▶ _TASK REQUIREMENTS_:
An exact reproduction of the records is required, with all images left out.

[Dataset items]
— begin —
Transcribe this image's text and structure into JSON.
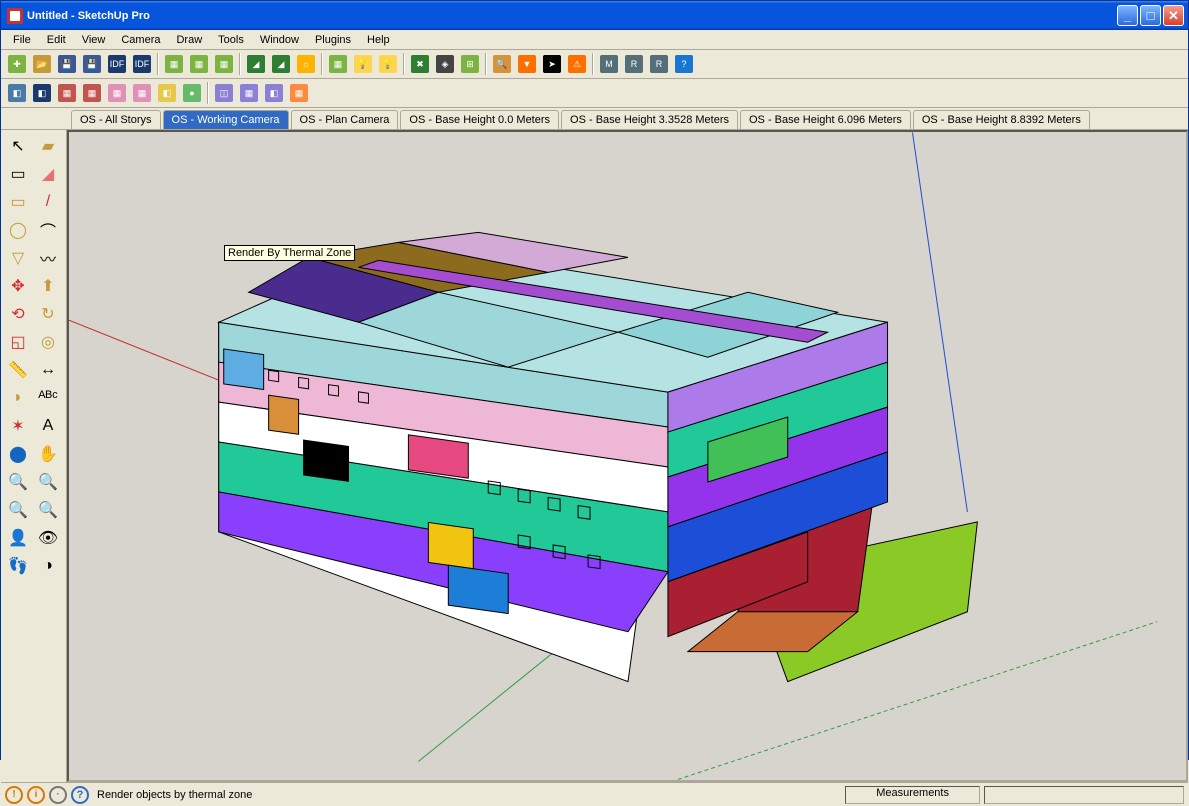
{
  "window": {
    "title": "Untitled - SketchUp Pro"
  },
  "menu": {
    "items": [
      "File",
      "Edit",
      "View",
      "Camera",
      "Draw",
      "Tools",
      "Window",
      "Plugins",
      "Help"
    ]
  },
  "tabs": [
    "OS - All Storys",
    "OS - Working Camera",
    "OS - Plan Camera",
    "OS - Base Height 0.0 Meters",
    "OS - Base Height 3.3528 Meters",
    "OS - Base Height 6.096 Meters",
    "OS - Base Height 8.8392 Meters"
  ],
  "tabs_selected": 1,
  "tooltip": "Render By Thermal Zone",
  "status": {
    "hint": "Render objects by thermal zone",
    "measure_label": "Measurements"
  },
  "toolbar_row1": [
    {
      "name": "new",
      "bg": "#7cb342",
      "glyph": "✚"
    },
    {
      "name": "open",
      "bg": "#c49a3a",
      "glyph": "📂"
    },
    {
      "name": "save",
      "bg": "#3b5998",
      "glyph": "💾"
    },
    {
      "name": "save-copy",
      "bg": "#3b5998",
      "glyph": "💾"
    },
    {
      "name": "import-idf",
      "bg": "#1a3a6e",
      "glyph": "IDF"
    },
    {
      "name": "export-idf",
      "bg": "#1a3a6e",
      "glyph": "IDF"
    },
    {
      "name": "sep"
    },
    {
      "name": "building",
      "bg": "#7cb342",
      "glyph": "▦"
    },
    {
      "name": "building-alt",
      "bg": "#7cb342",
      "glyph": "▦"
    },
    {
      "name": "add-building",
      "bg": "#7cb342",
      "glyph": "▦"
    },
    {
      "name": "sep"
    },
    {
      "name": "surface",
      "bg": "#2e7d32",
      "glyph": "◢"
    },
    {
      "name": "surface-add",
      "bg": "#2e7d32",
      "glyph": "◢"
    },
    {
      "name": "surface-sun",
      "bg": "#ffb300",
      "glyph": "☼"
    },
    {
      "name": "sep"
    },
    {
      "name": "grid",
      "bg": "#7cb342",
      "glyph": "▦"
    },
    {
      "name": "light",
      "bg": "#ffd54f",
      "glyph": "💡"
    },
    {
      "name": "light-add",
      "bg": "#ffd54f",
      "glyph": "💡"
    },
    {
      "name": "sep"
    },
    {
      "name": "tools",
      "bg": "#2e7d32",
      "glyph": "✖"
    },
    {
      "name": "layers",
      "bg": "#444",
      "glyph": "◈"
    },
    {
      "name": "grid4",
      "bg": "#7cb342",
      "glyph": "⊞"
    },
    {
      "name": "sep"
    },
    {
      "name": "search",
      "bg": "#d8923b",
      "glyph": "🔍"
    },
    {
      "name": "filter",
      "bg": "#ff6f00",
      "glyph": "▼"
    },
    {
      "name": "arrow",
      "bg": "#000",
      "glyph": "➤"
    },
    {
      "name": "warning",
      "bg": "#ff6f00",
      "glyph": "⚠"
    },
    {
      "name": "sep"
    },
    {
      "name": "cube-m",
      "bg": "#546e7a",
      "glyph": "M"
    },
    {
      "name": "cube-r",
      "bg": "#546e7a",
      "glyph": "R"
    },
    {
      "name": "cube-rv",
      "bg": "#546e7a",
      "glyph": "R"
    },
    {
      "name": "help",
      "bg": "#1976d2",
      "glyph": "?"
    }
  ],
  "toolbar_row2": [
    {
      "name": "box-blue1",
      "bg": "#4a7aa8",
      "glyph": "◧"
    },
    {
      "name": "box-blue2",
      "bg": "#1a3a6e",
      "glyph": "◧"
    },
    {
      "name": "box-red1",
      "bg": "#c0564f",
      "glyph": "▦"
    },
    {
      "name": "box-red2",
      "bg": "#c0564f",
      "glyph": "▦"
    },
    {
      "name": "box-pink1",
      "bg": "#e091b8",
      "glyph": "▦"
    },
    {
      "name": "box-pink2",
      "bg": "#e091b8",
      "glyph": "▦"
    },
    {
      "name": "box-yellow",
      "bg": "#e6c84a",
      "glyph": "◧"
    },
    {
      "name": "drop",
      "bg": "#66bb6a",
      "glyph": "●"
    },
    {
      "name": "sep"
    },
    {
      "name": "wire1",
      "bg": "#8c7fd6",
      "glyph": "◫"
    },
    {
      "name": "wire2",
      "bg": "#8c7fd6",
      "glyph": "▦"
    },
    {
      "name": "wire3",
      "bg": "#8c7fd6",
      "glyph": "◧"
    },
    {
      "name": "calendar",
      "bg": "#ff8a3d",
      "glyph": "▦"
    }
  ],
  "tooltray": [
    {
      "name": "select",
      "glyph": "↖",
      "c": "#000"
    },
    {
      "name": "paint",
      "glyph": "▰",
      "c": "#c49a3a"
    },
    {
      "name": "component",
      "glyph": "▭",
      "c": "#000"
    },
    {
      "name": "eraser",
      "glyph": "◢",
      "c": "#e57373"
    },
    {
      "name": "rectangle",
      "glyph": "▭",
      "c": "#c49a3a"
    },
    {
      "name": "line",
      "glyph": "/",
      "c": "#d32f2f"
    },
    {
      "name": "circle",
      "glyph": "◯",
      "c": "#c49a3a"
    },
    {
      "name": "arc",
      "glyph": "⌒",
      "c": "#000"
    },
    {
      "name": "polygon",
      "glyph": "▽",
      "c": "#c49a3a"
    },
    {
      "name": "freehand",
      "glyph": "〰",
      "c": "#000"
    },
    {
      "name": "move",
      "glyph": "✥",
      "c": "#d32f2f"
    },
    {
      "name": "pushpull",
      "glyph": "⬆",
      "c": "#c49a3a"
    },
    {
      "name": "rotate",
      "glyph": "⟲",
      "c": "#d32f2f"
    },
    {
      "name": "followme",
      "glyph": "↻",
      "c": "#c49a3a"
    },
    {
      "name": "scale",
      "glyph": "◱",
      "c": "#d32f2f"
    },
    {
      "name": "offset",
      "glyph": "◎",
      "c": "#c49a3a"
    },
    {
      "name": "tape",
      "glyph": "📏",
      "c": "#c49a3a"
    },
    {
      "name": "dimension",
      "glyph": "↔",
      "c": "#000"
    },
    {
      "name": "protractor",
      "glyph": "◗",
      "c": "#c49a3a"
    },
    {
      "name": "text",
      "glyph": "ᴬᴮᶜ",
      "c": "#000"
    },
    {
      "name": "axes",
      "glyph": "✶",
      "c": "#d32f2f"
    },
    {
      "name": "3dtext",
      "glyph": "A",
      "c": "#000"
    },
    {
      "name": "orbit",
      "glyph": "⬤",
      "c": "#1565c0"
    },
    {
      "name": "pan",
      "glyph": "✋",
      "c": "#1565c0"
    },
    {
      "name": "zoom",
      "glyph": "🔍",
      "c": "#1565c0"
    },
    {
      "name": "zoom-window",
      "glyph": "🔍",
      "c": "#1565c0"
    },
    {
      "name": "zoom-extents",
      "glyph": "🔍",
      "c": "#1565c0"
    },
    {
      "name": "previous",
      "glyph": "🔍",
      "c": "#1565c0"
    },
    {
      "name": "position",
      "glyph": "👤",
      "c": "#000"
    },
    {
      "name": "look",
      "glyph": "👁",
      "c": "#000"
    },
    {
      "name": "walk",
      "glyph": "👣",
      "c": "#000"
    },
    {
      "name": "section",
      "glyph": "◑",
      "c": "#000"
    }
  ]
}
— end —
▶ _EXERCISE SOLUTION_:
Transcribe this image's text and structure into JSON.
{
  "window": {
    "title": "Untitled - SketchUp Pro"
  },
  "menu": {
    "items": [
      "File",
      "Edit",
      "View",
      "Camera",
      "Draw",
      "Tools",
      "Window",
      "Plugins",
      "Help"
    ]
  },
  "tabs": [
    "OS - All Storys",
    "OS - Working Camera",
    "OS - Plan Camera",
    "OS - Base Height 0.0 Meters",
    "OS - Base Height 3.3528 Meters",
    "OS - Base Height 6.096 Meters",
    "OS - Base Height 8.8392 Meters"
  ],
  "tabs_selected": 1,
  "tooltip": "Render By Thermal Zone",
  "status": {
    "hint": "Render objects by thermal zone",
    "measure_label": "Measurements"
  },
  "toolbar_row1": [
    {
      "name": "new",
      "bg": "#7cb342",
      "glyph": "✚"
    },
    {
      "name": "open",
      "bg": "#c49a3a",
      "glyph": "📂"
    },
    {
      "name": "save",
      "bg": "#3b5998",
      "glyph": "💾"
    },
    {
      "name": "save-copy",
      "bg": "#3b5998",
      "glyph": "💾"
    },
    {
      "name": "import-idf",
      "bg": "#1a3a6e",
      "glyph": "IDF"
    },
    {
      "name": "export-idf",
      "bg": "#1a3a6e",
      "glyph": "IDF"
    },
    {
      "name": "sep"
    },
    {
      "name": "building",
      "bg": "#7cb342",
      "glyph": "▦"
    },
    {
      "name": "building-alt",
      "bg": "#7cb342",
      "glyph": "▦"
    },
    {
      "name": "add-building",
      "bg": "#7cb342",
      "glyph": "▦"
    },
    {
      "name": "sep"
    },
    {
      "name": "surface",
      "bg": "#2e7d32",
      "glyph": "◢"
    },
    {
      "name": "surface-add",
      "bg": "#2e7d32",
      "glyph": "◢"
    },
    {
      "name": "surface-sun",
      "bg": "#ffb300",
      "glyph": "☼"
    },
    {
      "name": "sep"
    },
    {
      "name": "grid",
      "bg": "#7cb342",
      "glyph": "▦"
    },
    {
      "name": "light",
      "bg": "#ffd54f",
      "glyph": "💡"
    },
    {
      "name": "light-add",
      "bg": "#ffd54f",
      "glyph": "💡"
    },
    {
      "name": "sep"
    },
    {
      "name": "tools",
      "bg": "#2e7d32",
      "glyph": "✖"
    },
    {
      "name": "layers",
      "bg": "#444",
      "glyph": "◈"
    },
    {
      "name": "grid4",
      "bg": "#7cb342",
      "glyph": "⊞"
    },
    {
      "name": "sep"
    },
    {
      "name": "search",
      "bg": "#d8923b",
      "glyph": "🔍"
    },
    {
      "name": "filter",
      "bg": "#ff6f00",
      "glyph": "▼"
    },
    {
      "name": "arrow",
      "bg": "#000",
      "glyph": "➤"
    },
    {
      "name": "warning",
      "bg": "#ff6f00",
      "glyph": "⚠"
    },
    {
      "name": "sep"
    },
    {
      "name": "cube-m",
      "bg": "#546e7a",
      "glyph": "M"
    },
    {
      "name": "cube-r",
      "bg": "#546e7a",
      "glyph": "R"
    },
    {
      "name": "cube-rv",
      "bg": "#546e7a",
      "glyph": "R"
    },
    {
      "name": "help",
      "bg": "#1976d2",
      "glyph": "?"
    }
  ],
  "toolbar_row2": [
    {
      "name": "box-blue1",
      "bg": "#4a7aa8",
      "glyph": "◧"
    },
    {
      "name": "box-blue2",
      "bg": "#1a3a6e",
      "glyph": "◧"
    },
    {
      "name": "box-red1",
      "bg": "#c0564f",
      "glyph": "▦"
    },
    {
      "name": "box-red2",
      "bg": "#c0564f",
      "glyph": "▦"
    },
    {
      "name": "box-pink1",
      "bg": "#e091b8",
      "glyph": "▦"
    },
    {
      "name": "box-pink2",
      "bg": "#e091b8",
      "glyph": "▦"
    },
    {
      "name": "box-yellow",
      "bg": "#e6c84a",
      "glyph": "◧"
    },
    {
      "name": "drop",
      "bg": "#66bb6a",
      "glyph": "●"
    },
    {
      "name": "sep"
    },
    {
      "name": "wire1",
      "bg": "#8c7fd6",
      "glyph": "◫"
    },
    {
      "name": "wire2",
      "bg": "#8c7fd6",
      "glyph": "▦"
    },
    {
      "name": "wire3",
      "bg": "#8c7fd6",
      "glyph": "◧"
    },
    {
      "name": "calendar",
      "bg": "#ff8a3d",
      "glyph": "▦"
    }
  ],
  "tooltray": [
    {
      "name": "select",
      "glyph": "↖",
      "c": "#000"
    },
    {
      "name": "paint",
      "glyph": "▰",
      "c": "#c49a3a"
    },
    {
      "name": "component",
      "glyph": "▭",
      "c": "#000"
    },
    {
      "name": "eraser",
      "glyph": "◢",
      "c": "#e57373"
    },
    {
      "name": "rectangle",
      "glyph": "▭",
      "c": "#c49a3a"
    },
    {
      "name": "line",
      "glyph": "/",
      "c": "#d32f2f"
    },
    {
      "name": "circle",
      "glyph": "◯",
      "c": "#c49a3a"
    },
    {
      "name": "arc",
      "glyph": "⌒",
      "c": "#000"
    },
    {
      "name": "polygon",
      "glyph": "▽",
      "c": "#c49a3a"
    },
    {
      "name": "freehand",
      "glyph": "〰",
      "c": "#000"
    },
    {
      "name": "move",
      "glyph": "✥",
      "c": "#d32f2f"
    },
    {
      "name": "pushpull",
      "glyph": "⬆",
      "c": "#c49a3a"
    },
    {
      "name": "rotate",
      "glyph": "⟲",
      "c": "#d32f2f"
    },
    {
      "name": "followme",
      "glyph": "↻",
      "c": "#c49a3a"
    },
    {
      "name": "scale",
      "glyph": "◱",
      "c": "#d32f2f"
    },
    {
      "name": "offset",
      "glyph": "◎",
      "c": "#c49a3a"
    },
    {
      "name": "tape",
      "glyph": "📏",
      "c": "#c49a3a"
    },
    {
      "name": "dimension",
      "glyph": "↔",
      "c": "#000"
    },
    {
      "name": "protractor",
      "glyph": "◗",
      "c": "#c49a3a"
    },
    {
      "name": "text",
      "glyph": "ᴬᴮᶜ",
      "c": "#000"
    },
    {
      "name": "axes",
      "glyph": "✶",
      "c": "#d32f2f"
    },
    {
      "name": "3dtext",
      "glyph": "A",
      "c": "#000"
    },
    {
      "name": "orbit",
      "glyph": "⬤",
      "c": "#1565c0"
    },
    {
      "name": "pan",
      "glyph": "✋",
      "c": "#1565c0"
    },
    {
      "name": "zoom",
      "glyph": "🔍",
      "c": "#1565c0"
    },
    {
      "name": "zoom-window",
      "glyph": "🔍",
      "c": "#1565c0"
    },
    {
      "name": "zoom-extents",
      "glyph": "🔍",
      "c": "#1565c0"
    },
    {
      "name": "previous",
      "glyph": "🔍",
      "c": "#1565c0"
    },
    {
      "name": "position",
      "glyph": "👤",
      "c": "#000"
    },
    {
      "name": "look",
      "glyph": "👁",
      "c": "#000"
    },
    {
      "name": "walk",
      "glyph": "👣",
      "c": "#000"
    },
    {
      "name": "section",
      "glyph": "◑",
      "c": "#000"
    }
  ]
}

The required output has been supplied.